(Dataset entries)
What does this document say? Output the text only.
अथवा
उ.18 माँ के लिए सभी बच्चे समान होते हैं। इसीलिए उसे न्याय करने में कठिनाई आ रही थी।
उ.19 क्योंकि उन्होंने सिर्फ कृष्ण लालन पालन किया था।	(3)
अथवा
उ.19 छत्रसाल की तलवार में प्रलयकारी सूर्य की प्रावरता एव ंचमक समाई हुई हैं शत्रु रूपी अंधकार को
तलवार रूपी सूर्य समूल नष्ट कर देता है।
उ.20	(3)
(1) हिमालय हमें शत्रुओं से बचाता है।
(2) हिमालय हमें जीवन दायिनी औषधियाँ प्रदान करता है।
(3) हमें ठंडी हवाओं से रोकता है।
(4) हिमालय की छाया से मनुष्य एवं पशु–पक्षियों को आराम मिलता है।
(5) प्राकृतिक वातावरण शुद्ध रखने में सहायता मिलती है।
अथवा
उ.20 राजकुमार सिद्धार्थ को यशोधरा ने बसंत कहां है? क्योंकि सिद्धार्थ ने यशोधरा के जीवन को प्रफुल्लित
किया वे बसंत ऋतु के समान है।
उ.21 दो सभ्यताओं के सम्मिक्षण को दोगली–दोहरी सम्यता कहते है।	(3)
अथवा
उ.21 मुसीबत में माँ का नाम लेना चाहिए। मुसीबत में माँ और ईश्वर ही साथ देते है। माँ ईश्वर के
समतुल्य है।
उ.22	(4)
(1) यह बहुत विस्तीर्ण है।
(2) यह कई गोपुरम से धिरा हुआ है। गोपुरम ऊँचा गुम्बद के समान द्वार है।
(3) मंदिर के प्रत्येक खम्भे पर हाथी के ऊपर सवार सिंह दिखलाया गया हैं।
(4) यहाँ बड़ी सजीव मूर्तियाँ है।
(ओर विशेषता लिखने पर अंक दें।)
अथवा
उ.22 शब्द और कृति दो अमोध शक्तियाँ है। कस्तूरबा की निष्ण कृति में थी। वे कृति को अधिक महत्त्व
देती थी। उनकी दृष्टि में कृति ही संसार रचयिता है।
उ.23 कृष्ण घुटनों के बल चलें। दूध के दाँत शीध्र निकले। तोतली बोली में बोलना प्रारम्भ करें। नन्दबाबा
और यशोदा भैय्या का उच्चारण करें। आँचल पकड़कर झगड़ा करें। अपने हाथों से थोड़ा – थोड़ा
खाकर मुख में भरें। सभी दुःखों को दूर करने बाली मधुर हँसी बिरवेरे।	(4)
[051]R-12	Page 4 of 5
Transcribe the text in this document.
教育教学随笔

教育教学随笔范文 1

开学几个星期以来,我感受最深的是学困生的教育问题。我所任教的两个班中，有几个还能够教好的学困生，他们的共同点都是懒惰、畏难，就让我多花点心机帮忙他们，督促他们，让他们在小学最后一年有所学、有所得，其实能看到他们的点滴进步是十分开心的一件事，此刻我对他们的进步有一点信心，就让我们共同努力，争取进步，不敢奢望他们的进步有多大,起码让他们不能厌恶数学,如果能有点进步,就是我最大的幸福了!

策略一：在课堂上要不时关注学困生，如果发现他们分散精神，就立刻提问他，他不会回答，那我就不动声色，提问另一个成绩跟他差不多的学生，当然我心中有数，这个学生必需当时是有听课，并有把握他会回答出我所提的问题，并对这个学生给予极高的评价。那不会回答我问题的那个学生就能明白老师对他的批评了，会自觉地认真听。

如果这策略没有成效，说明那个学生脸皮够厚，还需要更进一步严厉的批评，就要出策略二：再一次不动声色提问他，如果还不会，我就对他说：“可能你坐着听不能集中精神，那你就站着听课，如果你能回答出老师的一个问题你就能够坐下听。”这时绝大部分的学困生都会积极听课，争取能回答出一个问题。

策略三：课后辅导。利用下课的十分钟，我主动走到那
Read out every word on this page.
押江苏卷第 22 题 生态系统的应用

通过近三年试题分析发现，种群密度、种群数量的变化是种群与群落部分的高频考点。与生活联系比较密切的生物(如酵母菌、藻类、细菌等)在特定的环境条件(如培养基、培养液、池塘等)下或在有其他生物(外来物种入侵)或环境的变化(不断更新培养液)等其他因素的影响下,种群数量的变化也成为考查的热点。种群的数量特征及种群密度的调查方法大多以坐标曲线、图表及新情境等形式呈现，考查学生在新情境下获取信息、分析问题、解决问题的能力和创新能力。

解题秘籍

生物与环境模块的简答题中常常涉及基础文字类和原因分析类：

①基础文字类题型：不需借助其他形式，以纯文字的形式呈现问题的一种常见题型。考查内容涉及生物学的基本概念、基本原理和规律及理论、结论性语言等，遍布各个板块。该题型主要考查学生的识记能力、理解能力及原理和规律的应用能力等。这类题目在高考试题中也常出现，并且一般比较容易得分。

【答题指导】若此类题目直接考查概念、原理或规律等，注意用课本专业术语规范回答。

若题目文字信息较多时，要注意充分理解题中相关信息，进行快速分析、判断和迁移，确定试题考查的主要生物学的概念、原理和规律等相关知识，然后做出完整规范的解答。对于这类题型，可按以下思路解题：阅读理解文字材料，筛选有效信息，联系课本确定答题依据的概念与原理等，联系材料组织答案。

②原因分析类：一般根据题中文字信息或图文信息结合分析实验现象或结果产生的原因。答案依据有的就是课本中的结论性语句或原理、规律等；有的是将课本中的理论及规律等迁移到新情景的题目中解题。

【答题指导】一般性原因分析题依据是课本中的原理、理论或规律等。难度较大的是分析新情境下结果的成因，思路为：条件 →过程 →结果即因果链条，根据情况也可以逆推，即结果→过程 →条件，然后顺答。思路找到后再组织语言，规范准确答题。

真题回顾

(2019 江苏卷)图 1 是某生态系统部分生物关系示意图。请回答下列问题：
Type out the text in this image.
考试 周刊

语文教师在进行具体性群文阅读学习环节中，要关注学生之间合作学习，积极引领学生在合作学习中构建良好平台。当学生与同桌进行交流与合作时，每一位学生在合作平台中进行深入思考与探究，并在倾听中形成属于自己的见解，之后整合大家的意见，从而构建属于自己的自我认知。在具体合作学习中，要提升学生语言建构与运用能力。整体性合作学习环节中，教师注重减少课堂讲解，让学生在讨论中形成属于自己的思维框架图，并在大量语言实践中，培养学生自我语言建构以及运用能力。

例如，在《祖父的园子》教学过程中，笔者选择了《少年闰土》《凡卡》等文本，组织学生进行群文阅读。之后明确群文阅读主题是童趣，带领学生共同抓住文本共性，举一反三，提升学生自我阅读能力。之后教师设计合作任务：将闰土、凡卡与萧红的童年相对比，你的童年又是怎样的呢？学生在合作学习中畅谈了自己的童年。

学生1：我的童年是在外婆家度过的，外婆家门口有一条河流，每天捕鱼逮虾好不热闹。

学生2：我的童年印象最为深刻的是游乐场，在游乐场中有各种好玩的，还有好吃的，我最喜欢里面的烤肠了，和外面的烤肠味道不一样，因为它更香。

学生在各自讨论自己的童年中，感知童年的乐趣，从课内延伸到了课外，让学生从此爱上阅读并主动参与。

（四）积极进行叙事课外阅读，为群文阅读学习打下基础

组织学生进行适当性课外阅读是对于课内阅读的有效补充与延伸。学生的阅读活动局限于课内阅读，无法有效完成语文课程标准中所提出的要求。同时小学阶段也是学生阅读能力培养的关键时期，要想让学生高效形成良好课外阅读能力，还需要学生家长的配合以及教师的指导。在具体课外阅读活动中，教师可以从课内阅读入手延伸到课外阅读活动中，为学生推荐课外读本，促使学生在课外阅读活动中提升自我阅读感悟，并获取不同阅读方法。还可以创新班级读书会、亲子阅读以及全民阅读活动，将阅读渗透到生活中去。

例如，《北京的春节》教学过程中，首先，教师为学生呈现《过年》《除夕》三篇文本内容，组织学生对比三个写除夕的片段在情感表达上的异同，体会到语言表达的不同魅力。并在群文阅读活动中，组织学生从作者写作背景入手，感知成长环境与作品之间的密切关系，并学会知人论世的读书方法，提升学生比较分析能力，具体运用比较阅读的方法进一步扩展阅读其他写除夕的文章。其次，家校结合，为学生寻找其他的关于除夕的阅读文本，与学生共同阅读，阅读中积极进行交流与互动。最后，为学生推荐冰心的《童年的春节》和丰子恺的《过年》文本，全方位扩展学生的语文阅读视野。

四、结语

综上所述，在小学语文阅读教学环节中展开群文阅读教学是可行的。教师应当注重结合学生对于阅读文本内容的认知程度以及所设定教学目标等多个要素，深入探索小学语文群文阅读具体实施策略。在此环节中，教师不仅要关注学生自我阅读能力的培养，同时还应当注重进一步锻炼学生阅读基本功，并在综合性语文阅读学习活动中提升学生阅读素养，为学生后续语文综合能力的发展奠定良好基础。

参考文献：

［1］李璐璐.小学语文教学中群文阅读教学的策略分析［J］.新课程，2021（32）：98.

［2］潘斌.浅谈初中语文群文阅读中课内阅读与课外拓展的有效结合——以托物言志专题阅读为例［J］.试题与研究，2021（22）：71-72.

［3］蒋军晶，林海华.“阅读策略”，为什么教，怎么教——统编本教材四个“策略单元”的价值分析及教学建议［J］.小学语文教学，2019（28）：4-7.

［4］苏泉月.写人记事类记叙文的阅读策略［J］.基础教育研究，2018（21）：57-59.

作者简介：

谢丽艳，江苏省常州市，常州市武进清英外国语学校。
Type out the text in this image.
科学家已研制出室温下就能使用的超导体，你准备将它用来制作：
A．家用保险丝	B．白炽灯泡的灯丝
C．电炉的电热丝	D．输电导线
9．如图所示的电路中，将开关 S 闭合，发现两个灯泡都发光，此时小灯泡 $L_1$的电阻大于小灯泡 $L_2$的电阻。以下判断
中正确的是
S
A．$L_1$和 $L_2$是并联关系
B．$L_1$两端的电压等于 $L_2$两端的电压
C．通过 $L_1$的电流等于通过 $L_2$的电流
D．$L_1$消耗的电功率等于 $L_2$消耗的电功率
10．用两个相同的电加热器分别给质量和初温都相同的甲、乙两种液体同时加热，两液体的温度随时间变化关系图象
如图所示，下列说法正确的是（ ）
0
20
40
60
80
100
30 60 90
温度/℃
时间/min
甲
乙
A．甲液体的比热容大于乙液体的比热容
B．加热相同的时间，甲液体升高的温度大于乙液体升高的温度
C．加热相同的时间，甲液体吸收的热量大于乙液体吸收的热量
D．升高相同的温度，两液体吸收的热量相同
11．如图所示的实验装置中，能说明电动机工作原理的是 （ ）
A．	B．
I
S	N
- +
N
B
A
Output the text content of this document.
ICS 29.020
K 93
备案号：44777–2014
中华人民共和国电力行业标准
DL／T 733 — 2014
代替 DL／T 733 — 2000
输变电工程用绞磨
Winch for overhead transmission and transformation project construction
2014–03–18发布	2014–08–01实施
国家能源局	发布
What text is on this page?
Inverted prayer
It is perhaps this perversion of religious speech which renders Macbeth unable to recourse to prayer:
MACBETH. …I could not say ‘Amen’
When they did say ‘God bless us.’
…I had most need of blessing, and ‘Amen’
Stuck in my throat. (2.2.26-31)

- Directive
Take every line containing the word "document" and copy it.

- Complete answer
What does this document say? Output the text only.
Transcribe the text in this document.
Output the text content of this document.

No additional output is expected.